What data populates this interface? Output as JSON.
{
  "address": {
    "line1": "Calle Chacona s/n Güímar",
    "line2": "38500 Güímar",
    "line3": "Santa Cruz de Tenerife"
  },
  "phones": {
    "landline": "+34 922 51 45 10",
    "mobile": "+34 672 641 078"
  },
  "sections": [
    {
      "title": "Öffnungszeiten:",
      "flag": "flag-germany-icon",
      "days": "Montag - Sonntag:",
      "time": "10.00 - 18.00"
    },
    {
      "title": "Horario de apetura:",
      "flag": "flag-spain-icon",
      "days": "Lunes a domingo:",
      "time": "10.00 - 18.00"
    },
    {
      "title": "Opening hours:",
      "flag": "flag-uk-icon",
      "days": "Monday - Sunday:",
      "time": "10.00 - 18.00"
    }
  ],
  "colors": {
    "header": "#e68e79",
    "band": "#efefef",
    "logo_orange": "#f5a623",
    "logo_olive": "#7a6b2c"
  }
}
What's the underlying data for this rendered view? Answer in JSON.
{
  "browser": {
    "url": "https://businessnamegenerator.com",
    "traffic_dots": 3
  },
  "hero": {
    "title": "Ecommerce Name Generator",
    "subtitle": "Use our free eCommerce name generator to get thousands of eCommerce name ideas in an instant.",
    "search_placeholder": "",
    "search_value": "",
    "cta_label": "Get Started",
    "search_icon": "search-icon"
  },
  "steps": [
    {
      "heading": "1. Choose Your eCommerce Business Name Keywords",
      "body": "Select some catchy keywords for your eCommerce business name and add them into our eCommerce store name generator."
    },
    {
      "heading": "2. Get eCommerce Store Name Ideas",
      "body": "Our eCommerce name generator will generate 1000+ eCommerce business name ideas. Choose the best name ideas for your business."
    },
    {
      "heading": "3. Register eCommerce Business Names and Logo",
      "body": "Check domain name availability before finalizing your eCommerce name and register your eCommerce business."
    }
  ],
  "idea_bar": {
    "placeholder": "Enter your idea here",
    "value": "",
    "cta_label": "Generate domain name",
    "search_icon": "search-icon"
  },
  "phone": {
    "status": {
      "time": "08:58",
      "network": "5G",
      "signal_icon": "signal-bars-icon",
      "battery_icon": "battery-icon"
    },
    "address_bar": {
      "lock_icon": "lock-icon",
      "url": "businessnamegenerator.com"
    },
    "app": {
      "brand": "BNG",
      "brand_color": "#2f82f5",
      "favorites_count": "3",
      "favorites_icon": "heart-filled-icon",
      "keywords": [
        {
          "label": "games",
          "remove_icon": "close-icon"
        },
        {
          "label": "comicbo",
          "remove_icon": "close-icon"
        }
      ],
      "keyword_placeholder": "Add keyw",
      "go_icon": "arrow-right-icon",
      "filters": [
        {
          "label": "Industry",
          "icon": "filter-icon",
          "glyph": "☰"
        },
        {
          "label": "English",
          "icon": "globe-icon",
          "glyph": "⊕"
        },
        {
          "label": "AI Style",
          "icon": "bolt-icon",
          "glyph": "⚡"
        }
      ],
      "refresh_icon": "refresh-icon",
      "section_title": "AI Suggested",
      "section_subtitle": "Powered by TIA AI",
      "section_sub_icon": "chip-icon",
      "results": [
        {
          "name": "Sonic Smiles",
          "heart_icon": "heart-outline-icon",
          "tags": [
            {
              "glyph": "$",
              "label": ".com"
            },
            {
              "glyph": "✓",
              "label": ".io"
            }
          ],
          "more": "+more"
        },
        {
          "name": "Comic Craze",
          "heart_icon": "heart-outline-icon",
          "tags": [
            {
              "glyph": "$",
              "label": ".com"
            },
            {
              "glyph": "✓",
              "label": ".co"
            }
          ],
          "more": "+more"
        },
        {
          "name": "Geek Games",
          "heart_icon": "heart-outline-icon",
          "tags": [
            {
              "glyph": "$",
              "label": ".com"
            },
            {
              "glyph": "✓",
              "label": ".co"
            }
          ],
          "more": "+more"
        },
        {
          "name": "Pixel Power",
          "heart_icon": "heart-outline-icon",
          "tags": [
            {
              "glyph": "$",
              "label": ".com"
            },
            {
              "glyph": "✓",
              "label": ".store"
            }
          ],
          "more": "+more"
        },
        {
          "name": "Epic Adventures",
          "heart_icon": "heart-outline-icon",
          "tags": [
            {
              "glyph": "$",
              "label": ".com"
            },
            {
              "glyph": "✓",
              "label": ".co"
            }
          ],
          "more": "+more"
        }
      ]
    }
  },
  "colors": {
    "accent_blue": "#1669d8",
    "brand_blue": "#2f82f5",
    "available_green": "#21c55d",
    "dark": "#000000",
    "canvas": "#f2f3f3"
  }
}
════════════════
Within the listing, how many lines hold the word "data"? Only the number is to be given.

### SOLUTION FOR THIS PROBLEM
2